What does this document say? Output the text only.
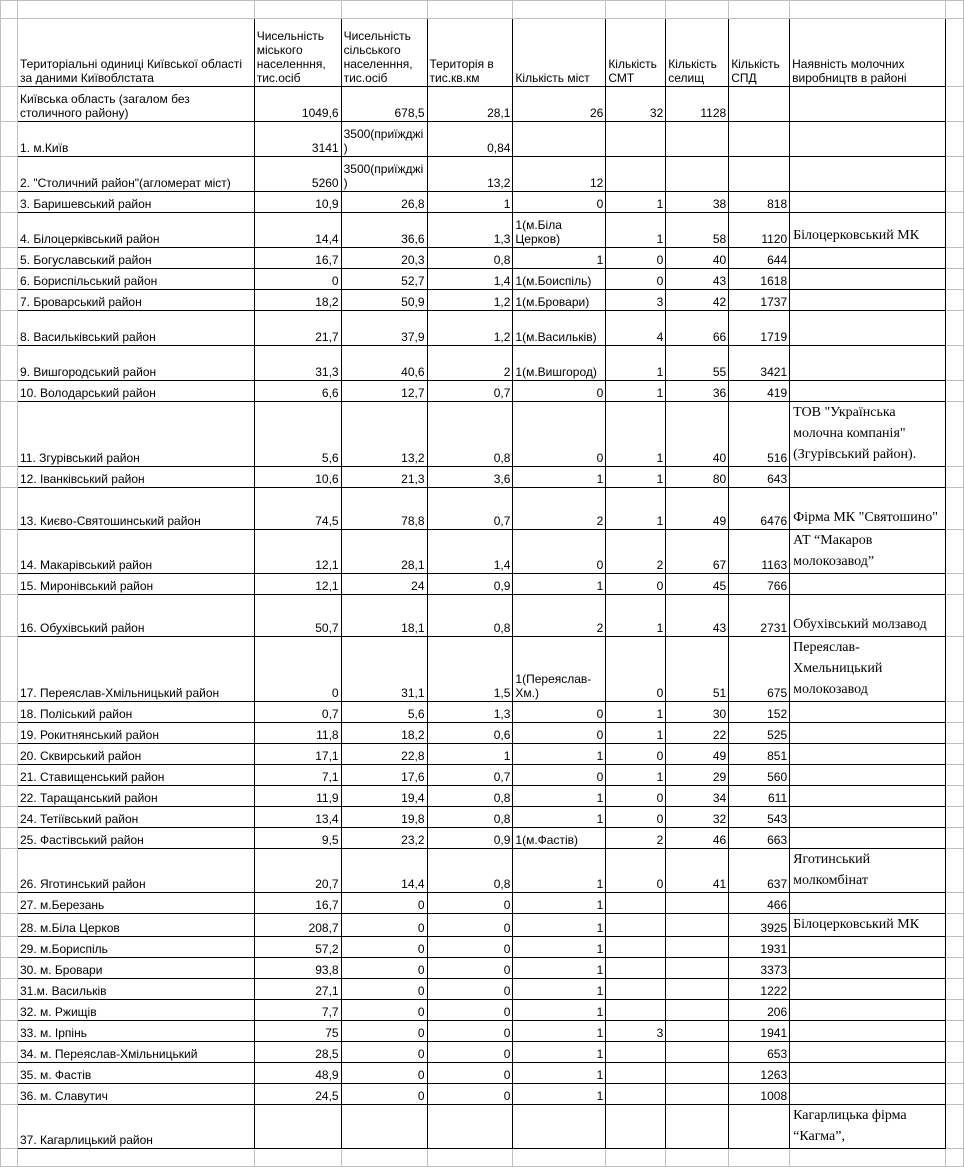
	Територіальні одиниці Київської області за даними Київоблстата	Чисельність міського населенння, тис.осіб	Чисельність сільського населенння, тис.осіб	Територія в тис.кв.км	Кількість міст	Кількість СМТ	Кількість селищ	Кількість СПД	Наявність молочних виробництв в районі	
	Київська область (загалом без столичного району)	1049,6	678,5	28,1	26	32	1128			
	1. м.Київ	3141	3500(приїжджі)	0,84						
	2. "Столичний район"(агломерат міст)	5260	3500(приїжджі)	13,2	12					
	3. Баришевський район	10,9	26,8	1	0	1	38	818		
	4. Білоцерківський район	14,4	36,6	1,3	1(м.Біла Церков)	1	58	1120	Білоцерковський МК	
	5. Богуславський район	16,7	20,3	0,8	1	0	40	644		
	6. Бориспільський район	0	52,7	1,4	1(м.Боиспіль)	0	43	1618		
	7. Броварський район	18,2	50,9	1,2	1(м.Бровари)	3	42	1737		
	8. Васильківський район	21,7	37,9	1,2	1(м.Васильків)	4	66	1719		
	9. Вишгородський район	31,3	40,6	2	1(м.Вишгород)	1	55	3421		
	10. Володарський район	6,6	12,7	0,7	0	1	36	419		
	11. Згурівський район	5,6	13,2	0,8	0	1	40	516	ТОВ "Українська молочна компанія" (Згурівський район).	
	12. Іванківський район	10,6	21,3	3,6	1	1	80	643		
	13. Києво-Святошинський район	74,5	78,8	0,7	2	1	49	6476	Фірма МК "Святошино"	
	14. Макарівський район	12,1	28,1	1,4	0	2	67	1163	АТ “Макаров молокозавод”	
	15. Миронівський район	12,1	24	0,9	1	0	45	766		
	16. Обухівський район	50,7	18,1	0,8	2	1	43	2731	Обухівський молзавод	
	17. Переяслав-Хмільницький район	0	31,1	1,5	1(Переяслав-Хм.)	0	51	675	Переяслав-Хмельницький молокозавод	
	18. Поліський район	0,7	5,6	1,3	0	1	30	152		
	19. Рокитнянський район	11,8	18,2	0,6	0	1	22	525		
	20. Сквирський район	17,1	22,8	1	1	0	49	851		
	21. Ставищенський район	7,1	17,6	0,7	0	1	29	560		
	22. Таращанський район	11,9	19,4	0,8	1	0	34	611		
	24. Тетіївський район	13,4	19,8	0,8	1	0	32	543		
	25. Фастівський район	9,5	23,2	0,9	1(м.Фастів)	2	46	663		
	26. Яготинський район	20,7	14,4	0,8	1	0	41	637	Яготинський молкомбінат	
	27. м.Березань	16,7	0	0	1			466		
	28. м.Біла Церков	208,7	0	0	1			3925	Білоцерковський МК	
	29. м.Бориспіль	57,2	0	0	1			1931		
	30. м. Бровари	93,8	0	0	1			3373		
	31.м. Васильків	27,1	0	0	1			1222		
	32. м. Ржищів	7,7	0	0	1			206		
	33. м. Ірпінь	75	0	0	1	3		1941		
	34. м. Переяслав-Хмільницький	28,5	0	0	1			653		
	35. м. Фастів	48,9	0	0	1			1263		
	36. м. Славутич	24,5	0	0	1			1008		
	37. Кагарлицький район								Кагарлицька фірма “Кагма”,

Instruction — Copy out all lines from the material above that contain the string "Бровари".

Finished answer —
	7. Броварський район	18,2	50,9	1,2	1(м.Бровари)	3	42	1737		
	30. м. Бровари	93,8	0	0	1			3373		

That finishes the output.